■ **EXERCISE DIRECTIONS**: Copy every line from the records below that holds the word "ημερομίσθιο".

■ **RECORDS PROVIDED**:
######

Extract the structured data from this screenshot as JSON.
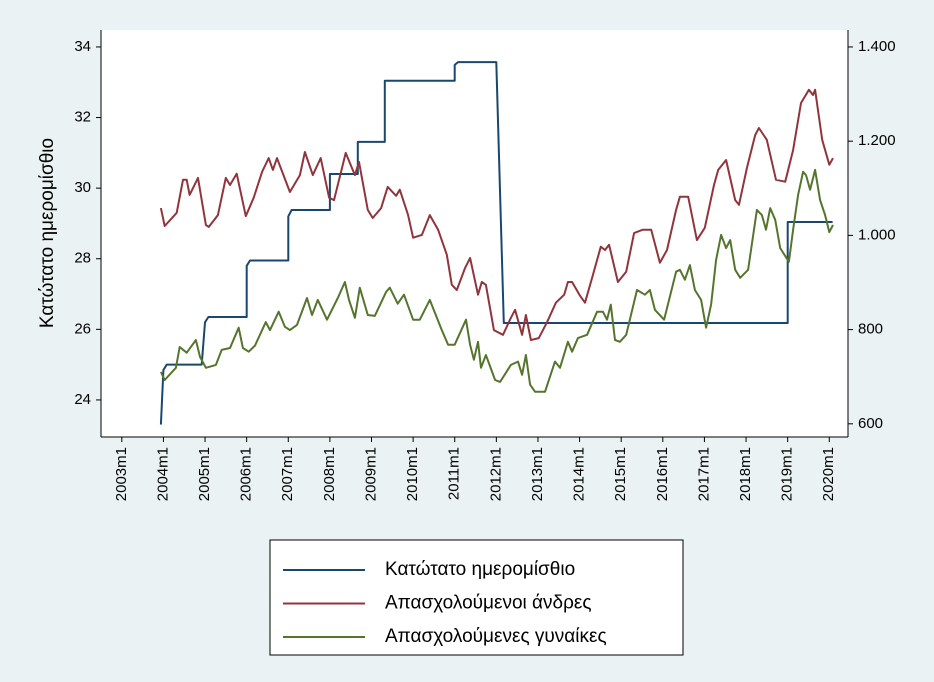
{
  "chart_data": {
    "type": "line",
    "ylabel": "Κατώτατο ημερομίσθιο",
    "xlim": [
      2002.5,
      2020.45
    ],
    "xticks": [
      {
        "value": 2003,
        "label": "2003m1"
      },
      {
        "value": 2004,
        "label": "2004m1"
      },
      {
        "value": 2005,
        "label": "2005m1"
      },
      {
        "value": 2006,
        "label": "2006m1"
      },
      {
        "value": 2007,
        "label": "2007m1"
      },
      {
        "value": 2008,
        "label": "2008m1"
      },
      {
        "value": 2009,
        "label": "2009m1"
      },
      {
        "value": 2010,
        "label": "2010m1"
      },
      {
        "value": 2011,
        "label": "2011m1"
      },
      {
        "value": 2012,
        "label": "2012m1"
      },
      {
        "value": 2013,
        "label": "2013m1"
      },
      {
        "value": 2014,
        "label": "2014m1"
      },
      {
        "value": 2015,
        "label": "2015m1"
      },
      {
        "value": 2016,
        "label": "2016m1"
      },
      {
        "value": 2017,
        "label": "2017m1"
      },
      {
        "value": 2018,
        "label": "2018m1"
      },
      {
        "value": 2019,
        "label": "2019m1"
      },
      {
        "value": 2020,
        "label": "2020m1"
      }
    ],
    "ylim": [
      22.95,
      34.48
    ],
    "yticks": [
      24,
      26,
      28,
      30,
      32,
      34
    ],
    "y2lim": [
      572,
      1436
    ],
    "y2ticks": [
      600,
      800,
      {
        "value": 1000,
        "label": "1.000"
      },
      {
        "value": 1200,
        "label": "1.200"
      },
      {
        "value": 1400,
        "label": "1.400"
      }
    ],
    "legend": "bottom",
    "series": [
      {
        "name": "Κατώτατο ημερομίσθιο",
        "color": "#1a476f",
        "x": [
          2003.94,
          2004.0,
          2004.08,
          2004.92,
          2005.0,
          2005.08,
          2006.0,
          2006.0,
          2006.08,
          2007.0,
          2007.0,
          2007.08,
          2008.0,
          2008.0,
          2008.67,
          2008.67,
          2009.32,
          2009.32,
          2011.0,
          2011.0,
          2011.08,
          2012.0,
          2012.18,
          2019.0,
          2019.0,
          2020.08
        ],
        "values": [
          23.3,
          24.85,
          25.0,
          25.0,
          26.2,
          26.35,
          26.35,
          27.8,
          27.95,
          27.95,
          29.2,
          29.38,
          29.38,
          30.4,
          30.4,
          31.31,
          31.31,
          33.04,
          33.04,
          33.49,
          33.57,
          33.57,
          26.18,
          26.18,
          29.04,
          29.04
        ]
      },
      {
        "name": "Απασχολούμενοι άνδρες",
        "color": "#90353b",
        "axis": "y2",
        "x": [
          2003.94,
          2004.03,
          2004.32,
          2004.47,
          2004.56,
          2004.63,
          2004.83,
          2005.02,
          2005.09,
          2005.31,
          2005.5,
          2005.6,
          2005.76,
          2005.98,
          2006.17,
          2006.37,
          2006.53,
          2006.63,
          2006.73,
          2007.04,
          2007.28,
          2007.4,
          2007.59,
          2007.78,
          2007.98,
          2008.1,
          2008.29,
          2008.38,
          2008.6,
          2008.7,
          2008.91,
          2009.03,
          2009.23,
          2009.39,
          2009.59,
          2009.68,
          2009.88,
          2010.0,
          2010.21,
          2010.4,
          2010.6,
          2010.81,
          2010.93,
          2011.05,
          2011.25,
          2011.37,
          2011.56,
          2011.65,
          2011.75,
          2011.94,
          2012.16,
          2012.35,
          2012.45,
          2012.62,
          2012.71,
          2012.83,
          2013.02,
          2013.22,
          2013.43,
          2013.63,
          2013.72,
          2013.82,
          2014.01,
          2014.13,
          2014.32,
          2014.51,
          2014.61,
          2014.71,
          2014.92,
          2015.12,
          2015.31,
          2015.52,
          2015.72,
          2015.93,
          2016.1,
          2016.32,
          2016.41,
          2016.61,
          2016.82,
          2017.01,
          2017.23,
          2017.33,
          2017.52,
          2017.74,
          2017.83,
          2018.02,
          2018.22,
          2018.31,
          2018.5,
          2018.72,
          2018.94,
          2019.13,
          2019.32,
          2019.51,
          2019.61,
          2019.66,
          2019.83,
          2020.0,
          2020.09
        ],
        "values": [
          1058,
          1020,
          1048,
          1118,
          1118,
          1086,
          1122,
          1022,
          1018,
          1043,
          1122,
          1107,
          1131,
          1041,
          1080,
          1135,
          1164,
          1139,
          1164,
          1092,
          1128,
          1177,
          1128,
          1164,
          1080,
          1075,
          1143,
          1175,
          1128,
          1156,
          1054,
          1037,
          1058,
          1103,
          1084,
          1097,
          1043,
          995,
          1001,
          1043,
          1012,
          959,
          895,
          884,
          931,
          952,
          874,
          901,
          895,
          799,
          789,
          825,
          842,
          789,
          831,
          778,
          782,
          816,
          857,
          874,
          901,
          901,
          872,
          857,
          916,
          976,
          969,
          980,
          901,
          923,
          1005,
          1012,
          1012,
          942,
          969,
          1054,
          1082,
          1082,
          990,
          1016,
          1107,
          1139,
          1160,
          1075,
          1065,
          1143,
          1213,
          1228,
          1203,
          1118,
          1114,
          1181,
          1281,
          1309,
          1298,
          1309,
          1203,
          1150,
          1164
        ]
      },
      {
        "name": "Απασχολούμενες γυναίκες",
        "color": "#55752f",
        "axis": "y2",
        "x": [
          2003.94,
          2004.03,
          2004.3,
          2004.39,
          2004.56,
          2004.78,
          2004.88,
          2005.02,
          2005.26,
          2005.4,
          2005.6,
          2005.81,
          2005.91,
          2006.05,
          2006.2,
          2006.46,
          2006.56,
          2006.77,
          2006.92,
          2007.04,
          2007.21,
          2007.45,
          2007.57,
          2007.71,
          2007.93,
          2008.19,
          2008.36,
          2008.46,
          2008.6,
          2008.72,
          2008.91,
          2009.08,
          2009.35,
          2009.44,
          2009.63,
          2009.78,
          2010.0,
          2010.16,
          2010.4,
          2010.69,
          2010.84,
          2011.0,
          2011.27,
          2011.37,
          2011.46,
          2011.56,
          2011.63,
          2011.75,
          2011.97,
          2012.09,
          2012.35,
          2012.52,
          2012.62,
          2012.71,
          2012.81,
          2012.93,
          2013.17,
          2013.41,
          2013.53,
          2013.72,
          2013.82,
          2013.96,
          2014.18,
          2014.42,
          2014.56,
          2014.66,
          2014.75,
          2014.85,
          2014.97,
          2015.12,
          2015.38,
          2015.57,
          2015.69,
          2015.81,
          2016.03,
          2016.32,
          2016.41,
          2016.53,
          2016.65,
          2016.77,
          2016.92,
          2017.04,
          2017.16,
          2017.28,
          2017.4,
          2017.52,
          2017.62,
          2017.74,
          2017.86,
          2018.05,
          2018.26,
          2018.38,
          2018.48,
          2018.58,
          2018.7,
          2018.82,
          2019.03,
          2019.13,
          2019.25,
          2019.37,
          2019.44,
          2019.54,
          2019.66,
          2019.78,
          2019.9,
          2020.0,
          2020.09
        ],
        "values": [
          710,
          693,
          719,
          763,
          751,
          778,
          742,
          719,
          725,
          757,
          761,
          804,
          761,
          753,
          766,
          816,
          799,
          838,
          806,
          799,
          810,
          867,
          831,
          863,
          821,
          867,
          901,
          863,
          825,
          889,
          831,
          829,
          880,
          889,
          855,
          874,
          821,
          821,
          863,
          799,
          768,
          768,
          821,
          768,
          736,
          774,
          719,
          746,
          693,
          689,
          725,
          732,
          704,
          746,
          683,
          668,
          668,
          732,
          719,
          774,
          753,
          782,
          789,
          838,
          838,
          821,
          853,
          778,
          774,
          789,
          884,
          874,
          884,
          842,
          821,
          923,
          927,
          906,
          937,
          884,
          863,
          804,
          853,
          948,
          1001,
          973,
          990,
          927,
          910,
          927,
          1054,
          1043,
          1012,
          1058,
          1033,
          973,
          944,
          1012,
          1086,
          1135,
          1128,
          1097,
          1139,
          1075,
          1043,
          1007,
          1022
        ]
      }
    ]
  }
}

######

■ **ANSWER FOR THE TASK**:
    "ylabel": "Κατώτατο ημερομίσθιο",
        "name": "Κατώτατο ημερομίσθιο",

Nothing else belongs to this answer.